● **Stored records**
--- begin ---
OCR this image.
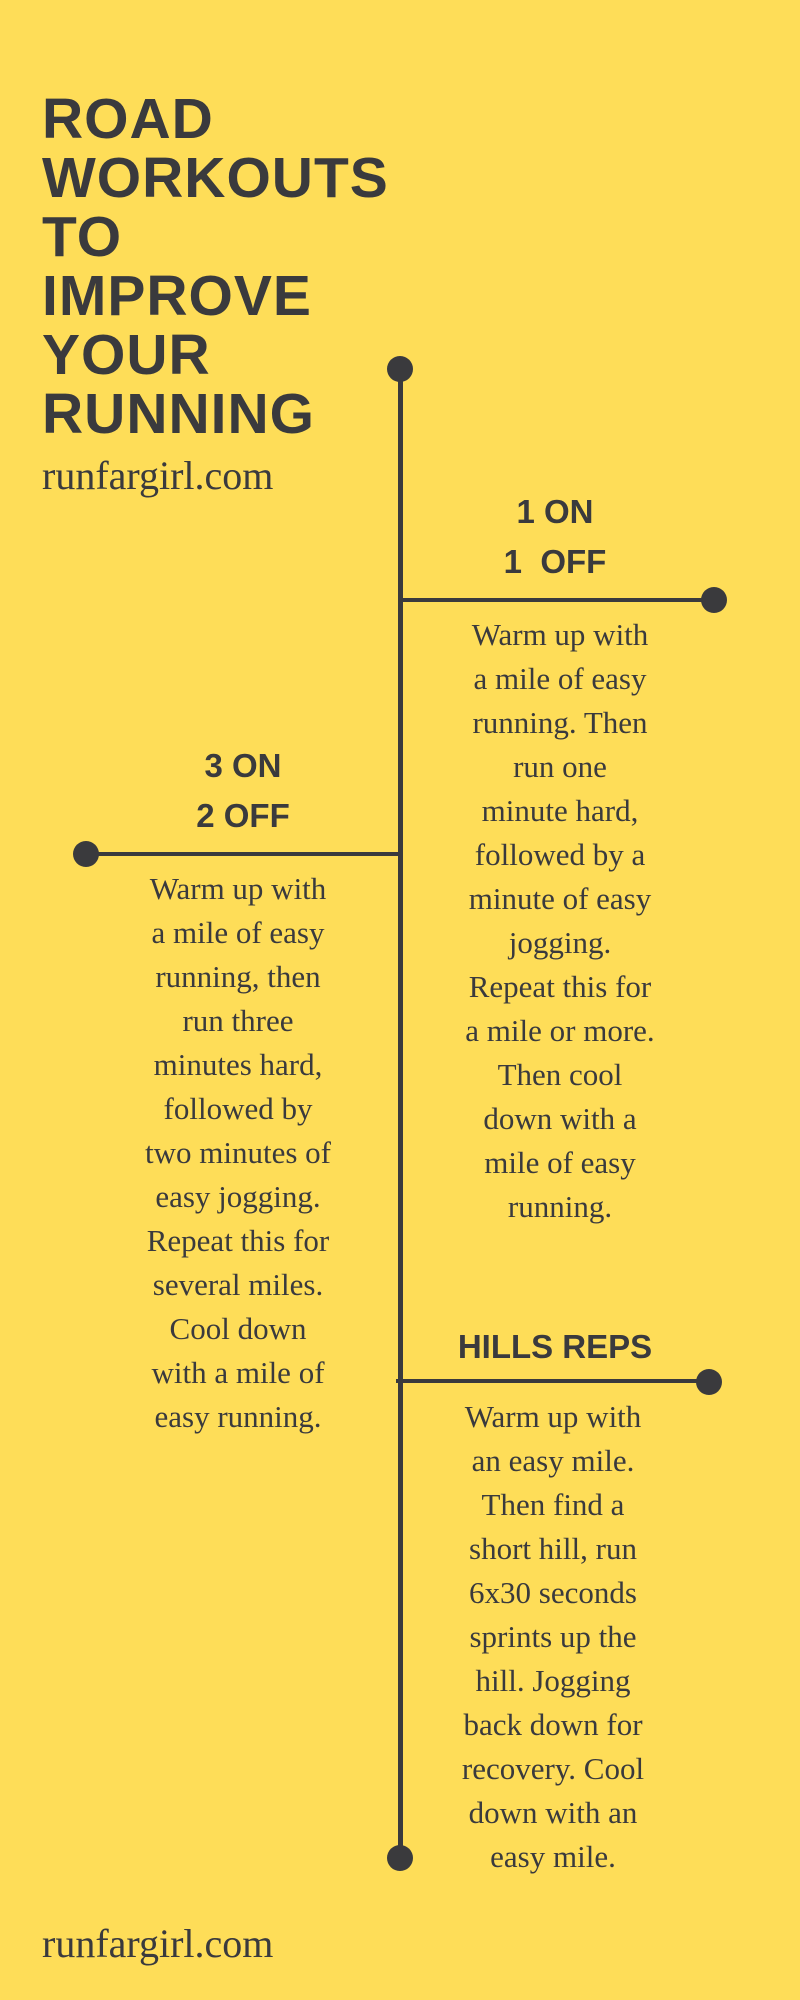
ROAD
WORKOUTS
TO
IMPROVE
YOUR
RUNNING

runfargirl.com

1 ON
1  OFF

Warm up with
a mile of easy
running. Then
run one
minute hard,
followed by a
minute of easy
jogging.
Repeat this for
a mile or more.
Then cool
down with a
mile of easy
running.

3 ON
2 OFF

Warm up with
a mile of easy
running, then
run three
minutes hard,
followed by
two minutes of
easy jogging.
Repeat this for
several miles.
Cool down
with a mile of
easy running.

HILLS REPS

Warm up with
an easy mile.
Then find a
short hill, run
6x30 seconds
sprints up the
hill. Jogging
back down for
recovery. Cool
down with an
easy mile.

runfargirl.com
--- end ---
● **Given task**
Each record above must be returned exactly as written, with its pictures omitted.

● **Final result**
OCR this image.
ROAD
WORKOUTS
TO
IMPROVE
YOUR
RUNNING

runfargirl.com

1 ON
1  OFF

Warm up with
a mile of easy
running. Then
run one
minute hard,
followed by a
minute of easy
jogging.
Repeat this for
a mile or more.
Then cool
down with a
mile of easy
running.

3 ON
2 OFF

Warm up with
a mile of easy
running, then
run three
minutes hard,
followed by
two minutes of
easy jogging.
Repeat this for
several miles.
Cool down
with a mile of
easy running.

HILLS REPS

Warm up with
an easy mile.
Then find a
short hill, run
6x30 seconds
sprints up the
hill. Jogging
back down for
recovery. Cool
down with an
easy mile.

runfargirl.com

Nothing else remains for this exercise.